**Dataset records**
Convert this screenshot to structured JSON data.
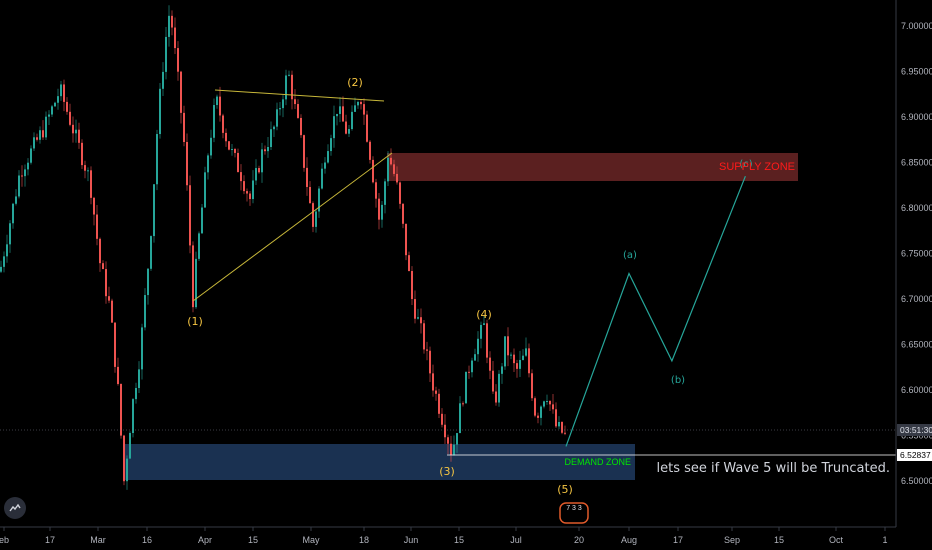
{
  "chart_data": {
    "type": "candlestick",
    "instrument_note": "lets see if Wave 5 will be Truncated.",
    "y_ticks": [
      "7.00000",
      "6.95000",
      "6.90000",
      "6.85000",
      "6.80000",
      "6.75000",
      "6.70000",
      "6.65000",
      "6.60000",
      "6.55000",
      "6.50000"
    ],
    "x_ticks": [
      "eb",
      "17",
      "Mar",
      "16",
      "Apr",
      "15",
      "May",
      "18",
      "Jun",
      "15",
      "Jul",
      "20",
      "Aug",
      "17",
      "Sep",
      "15",
      "Oct",
      "1"
    ],
    "price_tags": [
      {
        "label": "03:51:30",
        "value": 6.5483
      },
      {
        "label": "6.52837",
        "value": 6.52837
      }
    ],
    "supply_zone": {
      "label": "SUPPLY ZONE",
      "from": 6.8292,
      "to": 6.8607
    },
    "demand_zone": {
      "label": "DEMAND ZONE",
      "from": 6.502,
      "to": 6.5375
    },
    "wave_labels": [
      "(1)",
      "(2)",
      "(3)",
      "(4)",
      "(5)"
    ],
    "projection_labels": [
      "(a)",
      "(b)",
      "(c)"
    ],
    "projection_path": [
      {
        "date": "2020-07-15",
        "price": 6.538
      },
      {
        "date": "2020-08-01",
        "price": 6.728
      },
      {
        "date": "2020-08-15",
        "price": 6.632
      },
      {
        "date": "2020-09-05",
        "price": 6.835
      }
    ],
    "badge_text": "7 3 3"
  }
}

**Prompt**
Every line above should be repeated exactly; pictures stay out of the copy.

**The completed task**
Convert this screenshot to structured JSON data.
{
  "chart_data": {
    "type": "candlestick",
    "instrument_note": "lets see if Wave 5 will be Truncated.",
    "y_ticks": [
      "7.00000",
      "6.95000",
      "6.90000",
      "6.85000",
      "6.80000",
      "6.75000",
      "6.70000",
      "6.65000",
      "6.60000",
      "6.55000",
      "6.50000"
    ],
    "x_ticks": [
      "eb",
      "17",
      "Mar",
      "16",
      "Apr",
      "15",
      "May",
      "18",
      "Jun",
      "15",
      "Jul",
      "20",
      "Aug",
      "17",
      "Sep",
      "15",
      "Oct",
      "1"
    ],
    "price_tags": [
      {
        "label": "03:51:30",
        "value": 6.5483
      },
      {
        "label": "6.52837",
        "value": 6.52837
      }
    ],
    "supply_zone": {
      "label": "SUPPLY ZONE",
      "from": 6.8292,
      "to": 6.8607
    },
    "demand_zone": {
      "label": "DEMAND ZONE",
      "from": 6.502,
      "to": 6.5375
    },
    "wave_labels": [
      "(1)",
      "(2)",
      "(3)",
      "(4)",
      "(5)"
    ],
    "projection_labels": [
      "(a)",
      "(b)",
      "(c)"
    ],
    "projection_path": [
      {
        "date": "2020-07-15",
        "price": 6.538
      },
      {
        "date": "2020-08-01",
        "price": 6.728
      },
      {
        "date": "2020-08-15",
        "price": 6.632
      },
      {
        "date": "2020-09-05",
        "price": 6.835
      }
    ],
    "badge_text": "7 3 3"
  }
}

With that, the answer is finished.